TEXT SEGMENT:
****************************************

Mon Feb 17 2020

Efficient Data Structures for MMO Game Back-ends in Java

Article size is 14.8 kB - 18.6 MB and is a 11 min read

... and how I almost rewrote the backend in Rust, but didn't.

Java gurus beware - none of this is new news. However, it is interesting, and I ran into it recently for the first time dealing with large heaps. Most Java applications I've worked on either had data on the heap very short-lived like per-request or the heap allocation was very temporary (like batch processing).

The Context

However, for the past six months I've been working on TDWorld. TDWorld can best be described as a global-scale tower defense MMO. That's a mouthful, but that's what it is. It's a location based game where you claim buildings and connect them. For example, let's say you claim your house and then the supermarket down the street. You connect them, and if your creeps make it from your house to the supermarket you get in-game currency. The game plays on a real map - using real roads and buildings. Your enemies can take a building in between your house and that supermarket, level it up, and stop your creeps from reaching their destination. Hence, the strategy part.

The Problem

We have a few requirements. We need to be able to simulate vehicle traffic, in the form of in-game creeps, and also support queries that allow towers to efficiently find the nearby creeps to attack. On top of this we need to sync state with your phone. It's not a small task.

On top of that, we don't have a lot of money. I started with MapBox for the traffic routing and quickly racked up thousands of dollars in API requests during testing. This was a big no-no, so we now run our own instance of the routing server.

****************************************

PROVIDED INFORMATION:
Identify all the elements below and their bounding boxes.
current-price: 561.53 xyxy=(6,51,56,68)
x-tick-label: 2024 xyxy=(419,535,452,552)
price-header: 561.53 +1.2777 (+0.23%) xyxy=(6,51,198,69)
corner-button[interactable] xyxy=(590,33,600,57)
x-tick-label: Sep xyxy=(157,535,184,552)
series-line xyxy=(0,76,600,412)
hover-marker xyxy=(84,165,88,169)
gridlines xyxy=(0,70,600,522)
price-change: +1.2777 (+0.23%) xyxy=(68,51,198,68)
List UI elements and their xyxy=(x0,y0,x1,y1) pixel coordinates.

****************************************

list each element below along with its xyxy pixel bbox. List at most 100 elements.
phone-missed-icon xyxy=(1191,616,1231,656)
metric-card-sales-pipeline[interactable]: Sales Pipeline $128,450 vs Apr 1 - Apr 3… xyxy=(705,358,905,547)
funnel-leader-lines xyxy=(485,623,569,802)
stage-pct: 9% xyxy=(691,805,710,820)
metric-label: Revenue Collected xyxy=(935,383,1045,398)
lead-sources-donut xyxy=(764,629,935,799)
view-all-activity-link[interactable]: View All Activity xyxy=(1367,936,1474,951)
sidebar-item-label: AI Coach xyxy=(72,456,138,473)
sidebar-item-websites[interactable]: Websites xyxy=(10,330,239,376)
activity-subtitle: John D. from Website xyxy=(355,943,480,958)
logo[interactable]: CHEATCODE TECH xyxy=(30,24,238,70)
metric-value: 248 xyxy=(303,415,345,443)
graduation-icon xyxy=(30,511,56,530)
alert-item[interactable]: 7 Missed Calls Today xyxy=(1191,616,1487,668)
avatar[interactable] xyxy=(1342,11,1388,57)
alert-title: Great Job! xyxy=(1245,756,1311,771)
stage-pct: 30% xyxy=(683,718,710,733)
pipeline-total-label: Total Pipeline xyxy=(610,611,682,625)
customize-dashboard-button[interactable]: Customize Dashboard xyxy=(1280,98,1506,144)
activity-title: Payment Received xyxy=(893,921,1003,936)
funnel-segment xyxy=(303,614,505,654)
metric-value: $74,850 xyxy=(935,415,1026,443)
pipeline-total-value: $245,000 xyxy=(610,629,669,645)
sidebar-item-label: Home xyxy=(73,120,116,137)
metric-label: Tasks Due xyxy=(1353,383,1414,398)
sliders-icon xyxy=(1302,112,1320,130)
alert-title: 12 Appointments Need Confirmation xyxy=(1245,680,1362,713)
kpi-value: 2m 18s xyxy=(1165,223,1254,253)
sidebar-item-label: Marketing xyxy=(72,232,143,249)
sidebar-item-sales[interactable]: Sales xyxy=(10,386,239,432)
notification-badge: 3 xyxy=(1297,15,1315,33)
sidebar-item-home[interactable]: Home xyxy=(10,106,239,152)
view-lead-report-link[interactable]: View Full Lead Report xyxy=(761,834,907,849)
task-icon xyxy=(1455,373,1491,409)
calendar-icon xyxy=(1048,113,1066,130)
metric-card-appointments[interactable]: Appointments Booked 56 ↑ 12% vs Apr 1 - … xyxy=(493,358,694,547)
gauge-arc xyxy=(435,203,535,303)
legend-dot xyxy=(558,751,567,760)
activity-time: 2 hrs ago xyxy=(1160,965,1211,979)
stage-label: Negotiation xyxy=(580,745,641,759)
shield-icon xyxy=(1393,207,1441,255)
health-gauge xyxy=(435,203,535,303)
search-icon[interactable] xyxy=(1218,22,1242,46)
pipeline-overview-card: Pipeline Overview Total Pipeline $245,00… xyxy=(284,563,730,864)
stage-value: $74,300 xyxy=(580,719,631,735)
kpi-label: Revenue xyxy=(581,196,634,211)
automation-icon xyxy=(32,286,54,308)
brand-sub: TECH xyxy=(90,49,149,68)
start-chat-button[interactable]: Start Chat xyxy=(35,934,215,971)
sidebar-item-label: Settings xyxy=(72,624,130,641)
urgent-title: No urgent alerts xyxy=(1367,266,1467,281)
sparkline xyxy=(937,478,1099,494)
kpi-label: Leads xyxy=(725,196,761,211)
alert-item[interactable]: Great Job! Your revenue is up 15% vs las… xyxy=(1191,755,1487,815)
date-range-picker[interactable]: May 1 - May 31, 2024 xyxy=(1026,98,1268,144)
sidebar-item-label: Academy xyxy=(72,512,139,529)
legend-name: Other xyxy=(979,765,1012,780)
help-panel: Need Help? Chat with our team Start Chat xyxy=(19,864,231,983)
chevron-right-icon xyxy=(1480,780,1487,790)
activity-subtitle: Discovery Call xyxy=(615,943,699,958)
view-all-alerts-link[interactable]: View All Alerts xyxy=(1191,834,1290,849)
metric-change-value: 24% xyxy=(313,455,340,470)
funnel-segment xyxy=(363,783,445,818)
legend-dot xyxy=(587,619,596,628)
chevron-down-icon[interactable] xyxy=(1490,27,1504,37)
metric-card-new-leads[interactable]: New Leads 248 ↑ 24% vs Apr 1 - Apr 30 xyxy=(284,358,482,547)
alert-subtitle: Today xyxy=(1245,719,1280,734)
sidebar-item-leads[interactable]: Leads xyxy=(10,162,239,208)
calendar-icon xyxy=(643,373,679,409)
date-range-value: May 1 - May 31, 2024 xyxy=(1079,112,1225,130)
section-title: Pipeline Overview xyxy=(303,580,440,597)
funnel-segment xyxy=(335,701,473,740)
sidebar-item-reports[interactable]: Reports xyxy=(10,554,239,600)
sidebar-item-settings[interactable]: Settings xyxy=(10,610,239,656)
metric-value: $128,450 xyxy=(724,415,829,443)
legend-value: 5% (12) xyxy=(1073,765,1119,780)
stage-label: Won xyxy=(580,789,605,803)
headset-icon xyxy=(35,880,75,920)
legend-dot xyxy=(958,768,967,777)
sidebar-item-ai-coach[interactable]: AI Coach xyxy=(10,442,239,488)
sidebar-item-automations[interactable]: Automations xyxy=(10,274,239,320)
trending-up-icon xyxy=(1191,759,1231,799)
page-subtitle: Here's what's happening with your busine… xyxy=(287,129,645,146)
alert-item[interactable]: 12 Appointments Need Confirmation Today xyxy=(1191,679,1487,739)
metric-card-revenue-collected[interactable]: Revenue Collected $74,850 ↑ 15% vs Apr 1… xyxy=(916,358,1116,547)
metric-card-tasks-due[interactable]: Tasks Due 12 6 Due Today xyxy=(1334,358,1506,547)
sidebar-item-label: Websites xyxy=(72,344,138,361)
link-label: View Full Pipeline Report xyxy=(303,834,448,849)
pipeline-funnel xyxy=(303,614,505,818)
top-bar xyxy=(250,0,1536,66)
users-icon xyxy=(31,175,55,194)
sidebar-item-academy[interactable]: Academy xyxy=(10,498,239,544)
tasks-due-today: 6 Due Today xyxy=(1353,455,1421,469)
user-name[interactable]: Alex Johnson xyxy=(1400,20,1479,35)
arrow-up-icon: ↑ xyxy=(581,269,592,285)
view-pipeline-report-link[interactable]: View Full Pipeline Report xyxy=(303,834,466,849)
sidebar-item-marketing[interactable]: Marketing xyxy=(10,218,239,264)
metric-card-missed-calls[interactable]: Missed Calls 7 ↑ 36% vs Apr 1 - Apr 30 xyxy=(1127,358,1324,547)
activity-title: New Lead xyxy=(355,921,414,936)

****************************************

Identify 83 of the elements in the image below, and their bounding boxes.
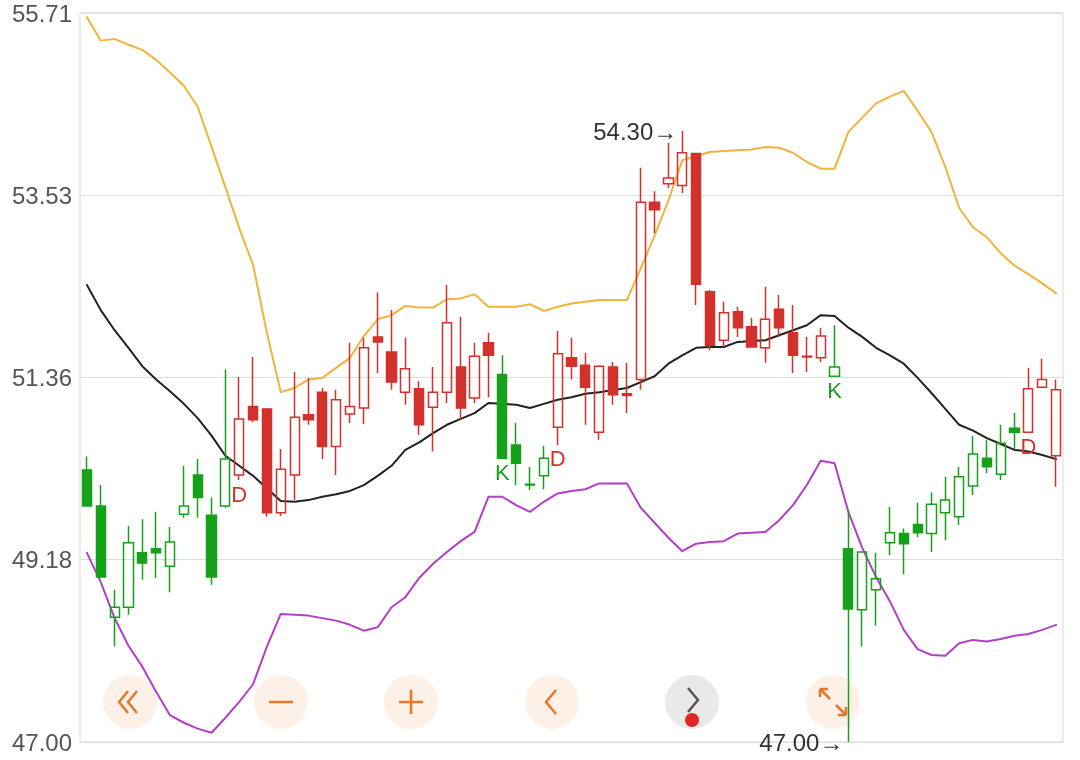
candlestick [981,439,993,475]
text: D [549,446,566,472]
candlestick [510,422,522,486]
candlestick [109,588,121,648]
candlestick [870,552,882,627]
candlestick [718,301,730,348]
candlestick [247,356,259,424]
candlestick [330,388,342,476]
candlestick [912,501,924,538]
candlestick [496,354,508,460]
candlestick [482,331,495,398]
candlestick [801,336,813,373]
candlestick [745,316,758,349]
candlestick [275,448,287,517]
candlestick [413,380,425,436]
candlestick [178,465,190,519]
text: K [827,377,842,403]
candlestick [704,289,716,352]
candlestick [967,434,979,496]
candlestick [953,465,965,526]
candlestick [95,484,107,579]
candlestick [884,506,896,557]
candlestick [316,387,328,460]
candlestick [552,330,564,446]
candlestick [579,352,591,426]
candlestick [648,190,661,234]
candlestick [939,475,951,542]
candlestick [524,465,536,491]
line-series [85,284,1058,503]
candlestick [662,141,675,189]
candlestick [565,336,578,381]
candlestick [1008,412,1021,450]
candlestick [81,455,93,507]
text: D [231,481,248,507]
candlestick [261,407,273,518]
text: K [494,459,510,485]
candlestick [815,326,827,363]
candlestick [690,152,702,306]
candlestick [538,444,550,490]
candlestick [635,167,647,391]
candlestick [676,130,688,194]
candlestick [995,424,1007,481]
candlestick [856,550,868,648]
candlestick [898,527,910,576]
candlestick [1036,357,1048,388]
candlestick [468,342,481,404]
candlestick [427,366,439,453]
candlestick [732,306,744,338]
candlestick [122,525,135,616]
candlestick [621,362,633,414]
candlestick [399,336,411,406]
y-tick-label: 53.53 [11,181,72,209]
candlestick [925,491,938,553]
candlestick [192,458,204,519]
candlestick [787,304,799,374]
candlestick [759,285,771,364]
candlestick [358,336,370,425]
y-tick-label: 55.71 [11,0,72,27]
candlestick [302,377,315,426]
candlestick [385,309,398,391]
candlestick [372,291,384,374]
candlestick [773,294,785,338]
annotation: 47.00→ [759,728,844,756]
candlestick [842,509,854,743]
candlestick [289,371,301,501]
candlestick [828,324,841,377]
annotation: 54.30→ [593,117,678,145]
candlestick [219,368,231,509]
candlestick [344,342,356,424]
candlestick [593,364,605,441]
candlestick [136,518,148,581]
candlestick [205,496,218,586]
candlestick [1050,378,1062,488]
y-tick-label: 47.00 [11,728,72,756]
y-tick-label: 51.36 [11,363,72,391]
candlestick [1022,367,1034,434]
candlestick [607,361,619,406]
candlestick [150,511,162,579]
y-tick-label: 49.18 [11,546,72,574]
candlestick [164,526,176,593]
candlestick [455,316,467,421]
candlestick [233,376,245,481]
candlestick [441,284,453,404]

****************************************

YOUR INSTRUCTIONS:
Answer these questions from the article on data structures for MMO game back-ends:
1. How does the article best describe TDWorld?
2. For how long has the writer been working on TDWorld?
3. Which service did the writer first use for traffic routing?

RESULT FOR THIS TASK:
1. A global-scale tower defense MMO.
2. The past six months.
3. MapBox.